*SET EXERCISE*. Gather all lines from the material that contain "DRESSES".

==== DATA TO USE ====

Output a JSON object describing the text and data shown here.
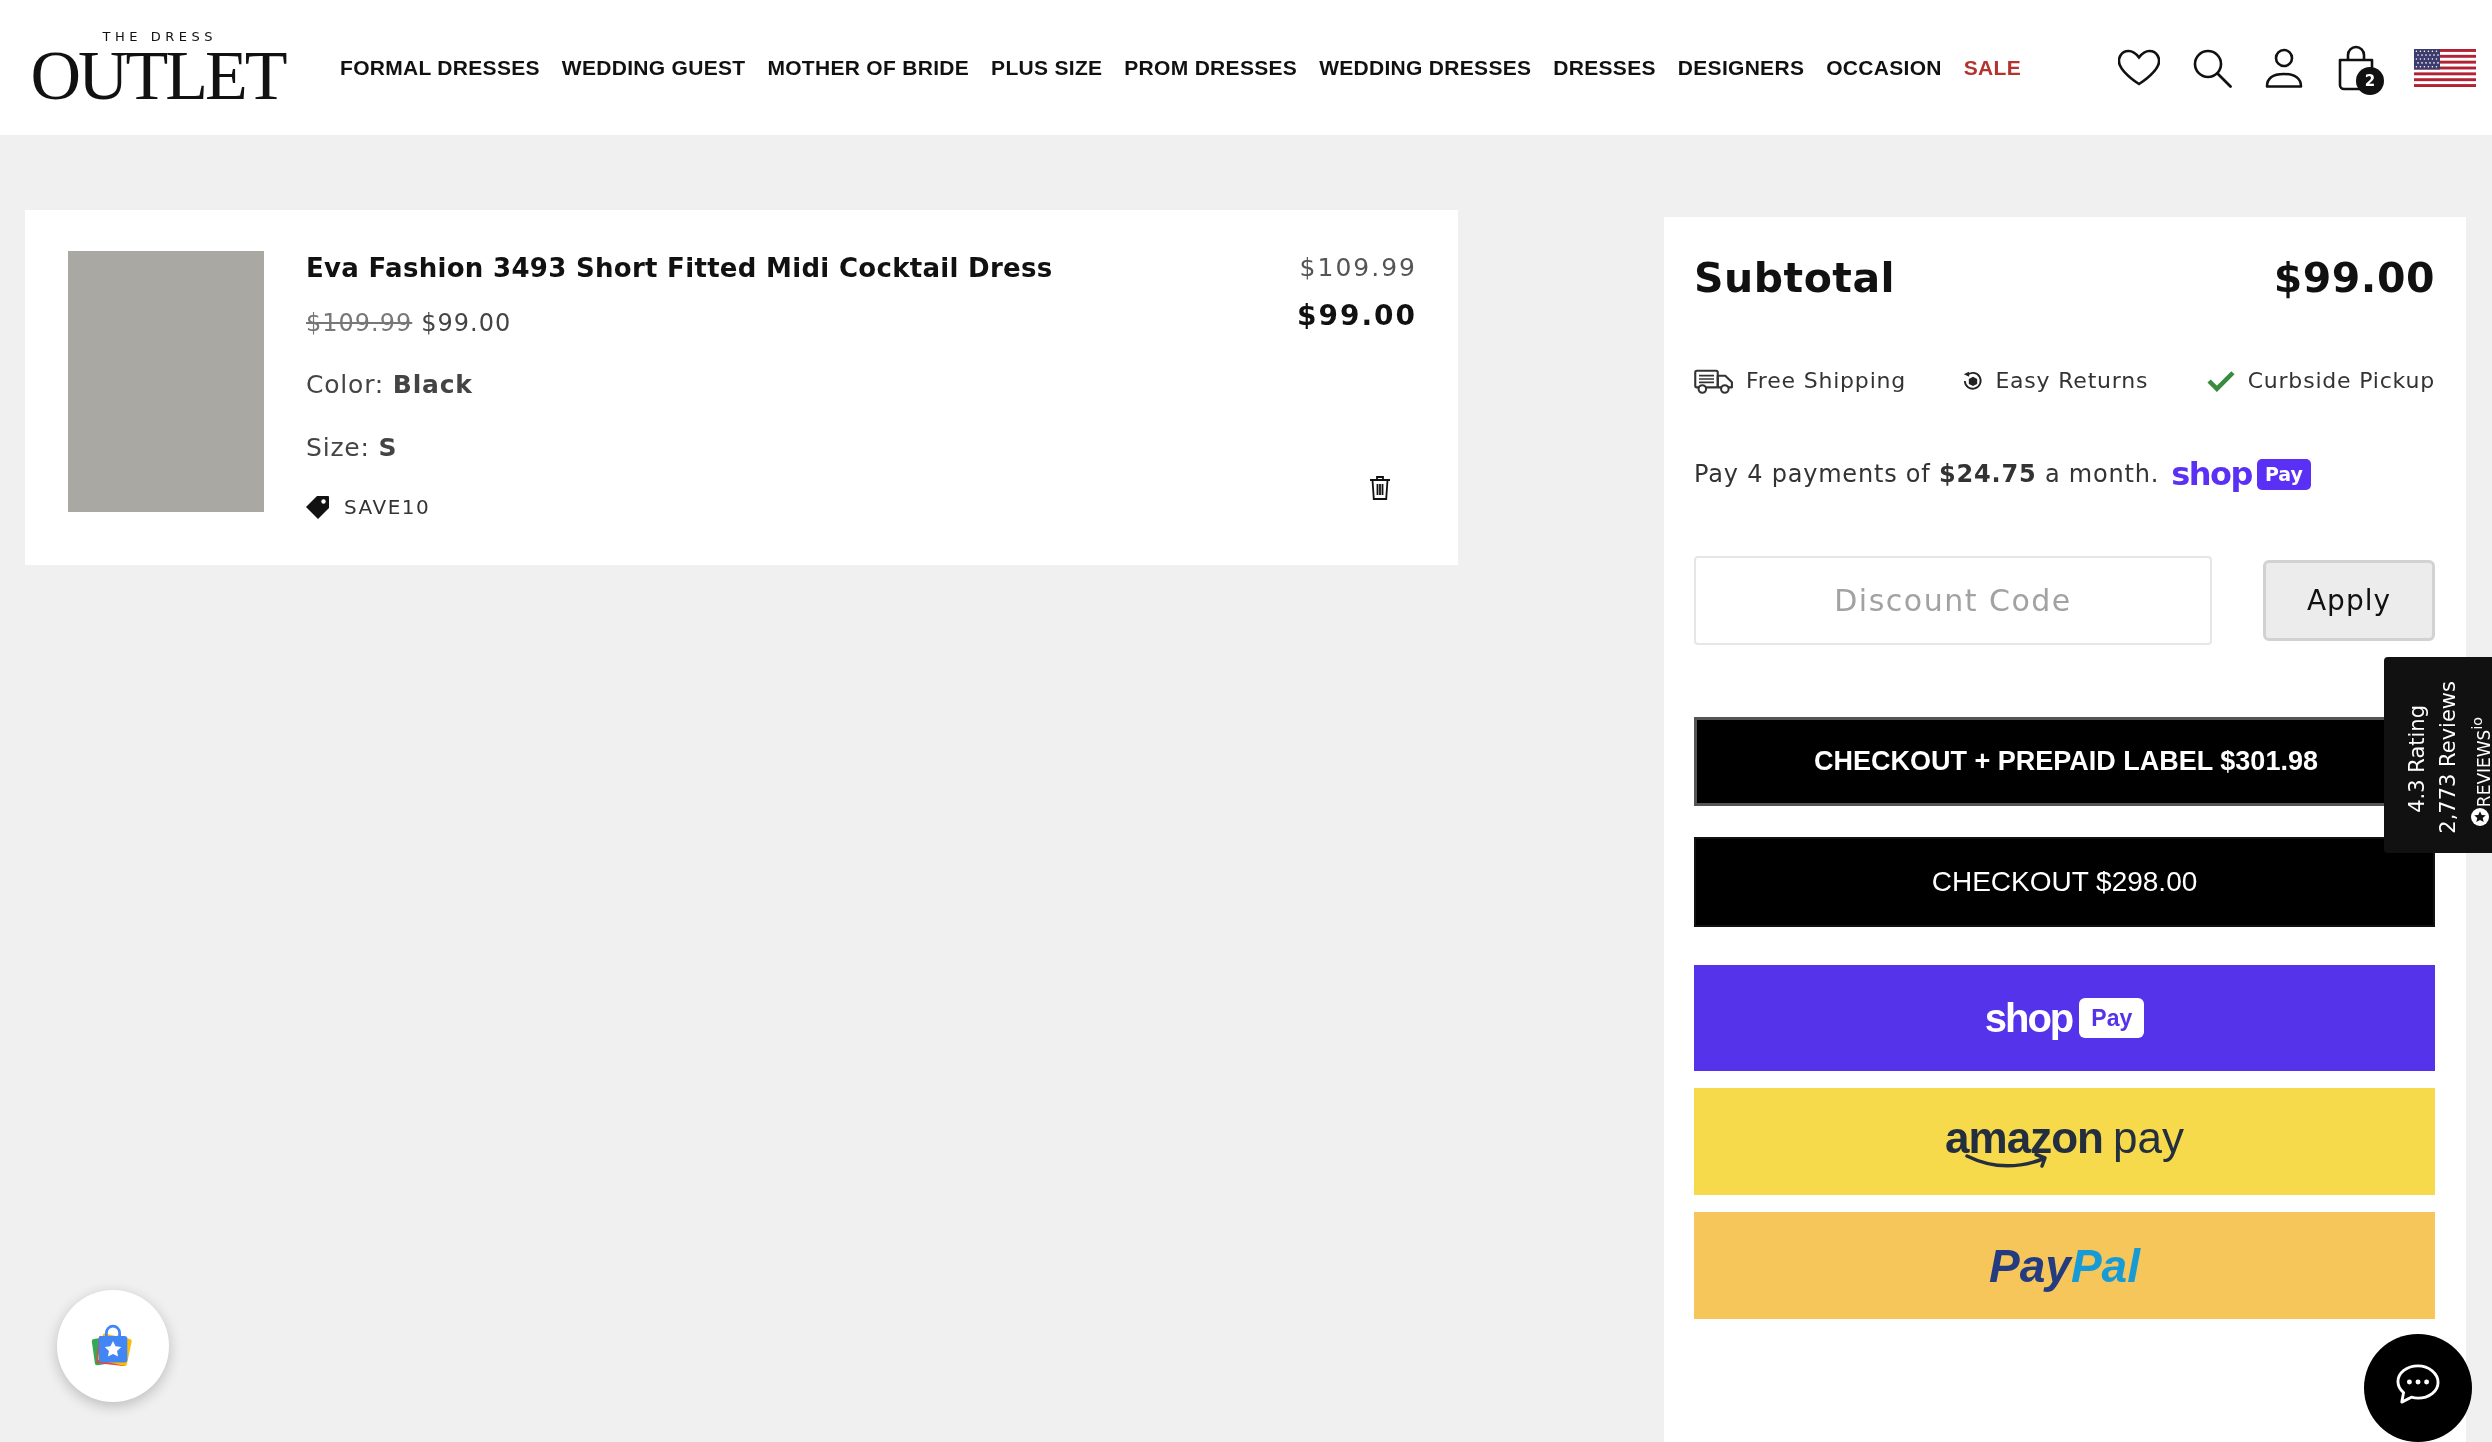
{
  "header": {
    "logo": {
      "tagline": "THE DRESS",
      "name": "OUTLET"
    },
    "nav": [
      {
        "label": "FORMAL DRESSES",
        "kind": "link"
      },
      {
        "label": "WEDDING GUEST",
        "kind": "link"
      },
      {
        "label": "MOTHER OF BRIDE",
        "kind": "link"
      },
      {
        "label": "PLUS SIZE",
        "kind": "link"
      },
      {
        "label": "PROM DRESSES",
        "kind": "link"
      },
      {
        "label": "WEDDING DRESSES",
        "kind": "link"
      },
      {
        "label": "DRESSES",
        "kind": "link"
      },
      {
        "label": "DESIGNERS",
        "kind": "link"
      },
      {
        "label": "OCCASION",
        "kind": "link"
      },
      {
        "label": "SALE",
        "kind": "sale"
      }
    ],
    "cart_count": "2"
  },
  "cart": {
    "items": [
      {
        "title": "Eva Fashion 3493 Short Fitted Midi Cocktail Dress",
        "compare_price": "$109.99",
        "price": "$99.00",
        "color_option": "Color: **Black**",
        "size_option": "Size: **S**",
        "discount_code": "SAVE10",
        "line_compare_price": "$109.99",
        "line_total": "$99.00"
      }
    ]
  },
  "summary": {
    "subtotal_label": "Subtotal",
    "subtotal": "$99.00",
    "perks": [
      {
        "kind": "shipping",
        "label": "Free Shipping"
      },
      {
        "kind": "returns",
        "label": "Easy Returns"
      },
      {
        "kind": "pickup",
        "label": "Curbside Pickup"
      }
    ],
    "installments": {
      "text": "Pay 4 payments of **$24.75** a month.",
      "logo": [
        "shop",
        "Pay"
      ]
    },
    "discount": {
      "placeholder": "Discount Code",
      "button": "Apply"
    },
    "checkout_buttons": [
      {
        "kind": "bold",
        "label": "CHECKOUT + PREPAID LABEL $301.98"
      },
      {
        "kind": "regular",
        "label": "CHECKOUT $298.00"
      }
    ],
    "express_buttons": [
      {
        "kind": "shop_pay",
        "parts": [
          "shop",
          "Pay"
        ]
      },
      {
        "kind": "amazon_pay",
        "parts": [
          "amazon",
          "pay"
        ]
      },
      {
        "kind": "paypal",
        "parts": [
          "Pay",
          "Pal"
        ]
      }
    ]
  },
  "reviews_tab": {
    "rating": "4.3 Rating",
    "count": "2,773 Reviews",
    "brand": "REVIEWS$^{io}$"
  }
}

====
==== DATA TO USE ====

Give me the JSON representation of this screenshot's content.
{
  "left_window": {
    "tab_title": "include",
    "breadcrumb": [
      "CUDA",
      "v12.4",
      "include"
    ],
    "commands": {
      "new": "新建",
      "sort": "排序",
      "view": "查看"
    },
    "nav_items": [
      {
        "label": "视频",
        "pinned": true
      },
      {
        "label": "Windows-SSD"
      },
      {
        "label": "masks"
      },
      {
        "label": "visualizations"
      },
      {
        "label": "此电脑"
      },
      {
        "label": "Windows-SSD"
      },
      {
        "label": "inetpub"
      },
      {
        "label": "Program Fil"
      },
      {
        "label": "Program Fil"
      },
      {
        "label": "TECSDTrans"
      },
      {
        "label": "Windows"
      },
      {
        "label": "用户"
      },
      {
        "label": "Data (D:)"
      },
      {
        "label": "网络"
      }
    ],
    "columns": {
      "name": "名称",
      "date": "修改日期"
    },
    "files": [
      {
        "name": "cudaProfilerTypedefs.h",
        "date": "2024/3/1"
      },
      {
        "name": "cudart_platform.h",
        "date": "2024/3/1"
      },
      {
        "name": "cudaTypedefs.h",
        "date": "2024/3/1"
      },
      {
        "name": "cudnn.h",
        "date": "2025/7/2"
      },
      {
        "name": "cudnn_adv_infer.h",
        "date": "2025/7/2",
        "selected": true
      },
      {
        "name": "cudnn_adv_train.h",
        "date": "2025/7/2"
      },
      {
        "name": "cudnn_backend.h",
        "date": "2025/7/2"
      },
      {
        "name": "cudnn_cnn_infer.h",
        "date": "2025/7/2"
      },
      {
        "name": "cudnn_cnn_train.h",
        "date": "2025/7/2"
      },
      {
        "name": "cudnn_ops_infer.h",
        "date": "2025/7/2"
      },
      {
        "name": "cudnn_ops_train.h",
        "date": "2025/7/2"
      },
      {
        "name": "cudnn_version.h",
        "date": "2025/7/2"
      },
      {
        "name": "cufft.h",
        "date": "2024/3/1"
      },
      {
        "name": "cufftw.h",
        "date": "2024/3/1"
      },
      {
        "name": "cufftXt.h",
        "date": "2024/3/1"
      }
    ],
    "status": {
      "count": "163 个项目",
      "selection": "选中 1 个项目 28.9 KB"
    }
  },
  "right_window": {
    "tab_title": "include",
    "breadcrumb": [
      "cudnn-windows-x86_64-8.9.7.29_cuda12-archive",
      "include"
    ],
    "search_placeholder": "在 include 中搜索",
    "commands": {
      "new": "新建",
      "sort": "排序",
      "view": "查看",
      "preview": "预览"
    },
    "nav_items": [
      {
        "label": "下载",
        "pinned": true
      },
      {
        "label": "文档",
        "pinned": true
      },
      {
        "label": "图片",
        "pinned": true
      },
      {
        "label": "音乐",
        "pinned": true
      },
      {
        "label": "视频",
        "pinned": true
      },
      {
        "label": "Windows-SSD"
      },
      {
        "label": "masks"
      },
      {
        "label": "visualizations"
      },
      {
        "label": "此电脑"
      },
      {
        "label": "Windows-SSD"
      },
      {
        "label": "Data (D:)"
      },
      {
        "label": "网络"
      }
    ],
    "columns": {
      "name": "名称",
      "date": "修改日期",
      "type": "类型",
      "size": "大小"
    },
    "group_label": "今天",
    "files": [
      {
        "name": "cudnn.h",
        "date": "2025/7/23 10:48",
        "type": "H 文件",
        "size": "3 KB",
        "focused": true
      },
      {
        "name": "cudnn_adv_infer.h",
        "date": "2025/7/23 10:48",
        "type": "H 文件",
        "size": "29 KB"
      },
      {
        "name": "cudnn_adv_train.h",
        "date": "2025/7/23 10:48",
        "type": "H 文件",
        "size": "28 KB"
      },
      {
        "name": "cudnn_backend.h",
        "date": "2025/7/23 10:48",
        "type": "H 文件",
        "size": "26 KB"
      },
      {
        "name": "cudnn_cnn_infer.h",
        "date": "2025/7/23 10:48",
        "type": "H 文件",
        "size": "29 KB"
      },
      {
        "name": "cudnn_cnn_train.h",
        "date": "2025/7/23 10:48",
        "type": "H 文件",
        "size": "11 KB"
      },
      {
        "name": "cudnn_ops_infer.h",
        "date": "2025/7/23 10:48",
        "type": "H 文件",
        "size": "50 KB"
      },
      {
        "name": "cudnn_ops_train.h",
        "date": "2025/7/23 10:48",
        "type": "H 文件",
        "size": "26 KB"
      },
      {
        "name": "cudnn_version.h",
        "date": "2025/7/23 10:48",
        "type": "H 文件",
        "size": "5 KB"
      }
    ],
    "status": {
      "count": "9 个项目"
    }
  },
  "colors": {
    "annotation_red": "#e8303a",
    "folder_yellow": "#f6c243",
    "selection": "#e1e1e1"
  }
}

====

*SOLUTION*.
        "label": "FORMAL DRESSES",
        "label": "PROM DRESSES",
        "label": "WEDDING DRESSES",
        "label": "DRESSES",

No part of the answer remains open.